▸ **Task**:
Repeat every line below exactly as it reads.

▸ **Dataset records**:
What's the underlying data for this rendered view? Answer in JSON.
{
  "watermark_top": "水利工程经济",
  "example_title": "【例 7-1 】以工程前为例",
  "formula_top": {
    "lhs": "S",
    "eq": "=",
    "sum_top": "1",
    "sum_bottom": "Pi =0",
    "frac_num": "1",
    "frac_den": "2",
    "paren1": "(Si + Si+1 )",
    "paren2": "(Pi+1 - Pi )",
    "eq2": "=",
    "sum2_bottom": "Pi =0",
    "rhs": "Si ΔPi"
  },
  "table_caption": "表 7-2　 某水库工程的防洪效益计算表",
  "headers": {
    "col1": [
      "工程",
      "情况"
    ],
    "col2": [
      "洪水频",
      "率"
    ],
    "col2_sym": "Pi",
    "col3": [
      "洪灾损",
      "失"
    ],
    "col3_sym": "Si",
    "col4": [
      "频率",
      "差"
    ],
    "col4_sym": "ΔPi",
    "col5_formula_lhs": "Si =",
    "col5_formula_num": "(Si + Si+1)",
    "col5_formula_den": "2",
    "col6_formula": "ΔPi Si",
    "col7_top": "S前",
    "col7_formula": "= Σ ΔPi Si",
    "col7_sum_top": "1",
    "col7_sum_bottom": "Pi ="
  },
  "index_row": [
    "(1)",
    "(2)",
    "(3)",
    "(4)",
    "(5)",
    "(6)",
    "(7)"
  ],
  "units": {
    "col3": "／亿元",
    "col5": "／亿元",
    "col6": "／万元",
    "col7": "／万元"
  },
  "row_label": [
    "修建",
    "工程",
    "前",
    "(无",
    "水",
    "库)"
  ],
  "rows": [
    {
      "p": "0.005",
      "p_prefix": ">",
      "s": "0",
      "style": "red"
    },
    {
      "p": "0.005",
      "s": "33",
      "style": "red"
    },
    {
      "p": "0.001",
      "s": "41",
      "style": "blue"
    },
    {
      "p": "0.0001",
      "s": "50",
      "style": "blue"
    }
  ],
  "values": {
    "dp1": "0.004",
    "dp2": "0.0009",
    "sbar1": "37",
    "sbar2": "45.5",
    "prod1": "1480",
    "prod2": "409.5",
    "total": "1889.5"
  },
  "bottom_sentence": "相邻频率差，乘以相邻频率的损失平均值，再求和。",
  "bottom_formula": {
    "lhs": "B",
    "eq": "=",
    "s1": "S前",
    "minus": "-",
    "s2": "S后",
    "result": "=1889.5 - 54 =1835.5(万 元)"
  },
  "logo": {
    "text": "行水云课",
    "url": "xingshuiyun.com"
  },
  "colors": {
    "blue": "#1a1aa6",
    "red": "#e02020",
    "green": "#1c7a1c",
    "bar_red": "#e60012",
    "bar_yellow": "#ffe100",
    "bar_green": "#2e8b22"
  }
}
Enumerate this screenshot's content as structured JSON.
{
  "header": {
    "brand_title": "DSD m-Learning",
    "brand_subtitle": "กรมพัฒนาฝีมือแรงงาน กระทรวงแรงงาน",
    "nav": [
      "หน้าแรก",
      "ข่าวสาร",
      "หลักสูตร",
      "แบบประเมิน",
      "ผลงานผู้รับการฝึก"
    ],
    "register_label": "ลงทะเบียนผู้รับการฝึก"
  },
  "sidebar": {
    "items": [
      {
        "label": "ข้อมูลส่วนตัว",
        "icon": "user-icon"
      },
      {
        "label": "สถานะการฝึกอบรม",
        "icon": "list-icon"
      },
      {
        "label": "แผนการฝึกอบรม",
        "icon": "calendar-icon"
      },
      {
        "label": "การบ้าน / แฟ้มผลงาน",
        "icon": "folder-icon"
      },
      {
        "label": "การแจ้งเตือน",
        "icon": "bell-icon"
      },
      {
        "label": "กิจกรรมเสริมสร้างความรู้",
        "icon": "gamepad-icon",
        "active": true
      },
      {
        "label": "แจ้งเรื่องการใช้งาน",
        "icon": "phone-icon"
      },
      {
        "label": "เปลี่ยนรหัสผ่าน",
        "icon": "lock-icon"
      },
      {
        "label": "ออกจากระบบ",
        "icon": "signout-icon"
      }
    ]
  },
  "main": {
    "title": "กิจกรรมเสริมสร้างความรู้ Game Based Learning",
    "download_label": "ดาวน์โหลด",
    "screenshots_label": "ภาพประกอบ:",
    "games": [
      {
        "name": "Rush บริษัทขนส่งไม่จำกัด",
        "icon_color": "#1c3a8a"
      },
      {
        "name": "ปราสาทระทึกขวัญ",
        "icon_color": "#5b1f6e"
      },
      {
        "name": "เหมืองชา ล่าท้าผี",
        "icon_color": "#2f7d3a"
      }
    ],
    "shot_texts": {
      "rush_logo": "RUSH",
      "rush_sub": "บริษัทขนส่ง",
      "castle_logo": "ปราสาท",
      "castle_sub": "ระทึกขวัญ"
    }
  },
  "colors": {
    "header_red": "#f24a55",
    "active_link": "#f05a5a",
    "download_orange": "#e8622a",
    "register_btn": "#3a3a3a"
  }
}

▸ **Solution to the problem**:
What's the underlying data for this rendered view? Answer in JSON.
{
  "watermark_top": "水利工程经济",
  "example_title": "【例 7-1 】以工程前为例",
  "formula_top": {
    "lhs": "S",
    "eq": "=",
    "sum_top": "1",
    "sum_bottom": "Pi =0",
    "frac_num": "1",
    "frac_den": "2",
    "paren1": "(Si + Si+1 )",
    "paren2": "(Pi+1 - Pi )",
    "eq2": "=",
    "sum2_bottom": "Pi =0",
    "rhs": "Si ΔPi"
  },
  "table_caption": "表 7-2　 某水库工程的防洪效益计算表",
  "headers": {
    "col1": [
      "工程",
      "情况"
    ],
    "col2": [
      "洪水频",
      "率"
    ],
    "col2_sym": "Pi",
    "col3": [
      "洪灾损",
      "失"
    ],
    "col3_sym": "Si",
    "col4": [
      "频率",
      "差"
    ],
    "col4_sym": "ΔPi",
    "col5_formula_lhs": "Si =",
    "col5_formula_num": "(Si + Si+1)",
    "col5_formula_den": "2",
    "col6_formula": "ΔPi Si",
    "col7_top": "S前",
    "col7_formula": "= Σ ΔPi Si",
    "col7_sum_top": "1",
    "col7_sum_bottom": "Pi ="
  },
  "index_row": [
    "(1)",
    "(2)",
    "(3)",
    "(4)",
    "(5)",
    "(6)",
    "(7)"
  ],
  "units": {
    "col3": "／亿元",
    "col5": "／亿元",
    "col6": "／万元",
    "col7": "／万元"
  },
  "row_label": [
    "修建",
    "工程",
    "前",
    "(无",
    "水",
    "库)"
  ],
  "rows": [
    {
      "p": "0.005",
      "p_prefix": ">",
      "s": "0",
      "style": "red"
    },
    {
      "p": "0.005",
      "s": "33",
      "style": "red"
    },
    {
      "p": "0.001",
      "s": "41",
      "style": "blue"
    },
    {
      "p": "0.0001",
      "s": "50",
      "style": "blue"
    }
  ],
  "values": {
    "dp1": "0.004",
    "dp2": "0.0009",
    "sbar1": "37",
    "sbar2": "45.5",
    "prod1": "1480",
    "prod2": "409.5",
    "total": "1889.5"
  },
  "bottom_sentence": "相邻频率差，乘以相邻频率的损失平均值，再求和。",
  "bottom_formula": {
    "lhs": "B",
    "eq": "=",
    "s1": "S前",
    "minus": "-",
    "s2": "S后",
    "result": "=1889.5 - 54 =1835.5(万 元)"
  },
  "logo": {
    "text": "行水云课",
    "url": "xingshuiyun.com"
  },
  "colors": {
    "blue": "#1a1aa6",
    "red": "#e02020",
    "green": "#1c7a1c",
    "bar_red": "#e60012",
    "bar_yellow": "#ffe100",
    "bar_green": "#2e8b22"
  }
}
Enumerate this screenshot's content as structured JSON.
{
  "header": {
    "brand_title": "DSD m-Learning",
    "brand_subtitle": "กรมพัฒนาฝีมือแรงงาน กระทรวงแรงงาน",
    "nav": [
      "หน้าแรก",
      "ข่าวสาร",
      "หลักสูตร",
      "แบบประเมิน",
      "ผลงานผู้รับการฝึก"
    ],
    "register_label": "ลงทะเบียนผู้รับการฝึก"
  },
  "sidebar": {
    "items": [
      {
        "label": "ข้อมูลส่วนตัว",
        "icon": "user-icon"
      },
      {
        "label": "สถานะการฝึกอบรม",
        "icon": "list-icon"
      },
      {
        "label": "แผนการฝึกอบรม",
        "icon": "calendar-icon"
      },
      {
        "label": "การบ้าน / แฟ้มผลงาน",
        "icon": "folder-icon"
      },
      {
        "label": "การแจ้งเตือน",
        "icon": "bell-icon"
      },
      {
        "label": "กิจกรรมเสริมสร้างความรู้",
        "icon": "gamepad-icon",
        "active": true
      },
      {
        "label": "แจ้งเรื่องการใช้งาน",
        "icon": "phone-icon"
      },
      {
        "label": "เปลี่ยนรหัสผ่าน",
        "icon": "lock-icon"
      },
      {
        "label": "ออกจากระบบ",
        "icon": "signout-icon"
      }
    ]
  },
  "main": {
    "title": "กิจกรรมเสริมสร้างความรู้ Game Based Learning",
    "download_label": "ดาวน์โหลด",
    "screenshots_label": "ภาพประกอบ:",
    "games": [
      {
        "name": "Rush บริษัทขนส่งไม่จำกัด",
        "icon_color": "#1c3a8a"
      },
      {
        "name": "ปราสาทระทึกขวัญ",
        "icon_color": "#5b1f6e"
      },
      {
        "name": "เหมืองชา ล่าท้าผี",
        "icon_color": "#2f7d3a"
      }
    ],
    "shot_texts": {
      "rush_logo": "RUSH",
      "rush_sub": "บริษัทขนส่ง",
      "castle_logo": "ปราสาท",
      "castle_sub": "ระทึกขวัญ"
    }
  },
  "colors": {
    "header_red": "#f24a55",
    "active_link": "#f05a5a",
    "download_orange": "#e8622a",
    "register_btn": "#3a3a3a"
  }
}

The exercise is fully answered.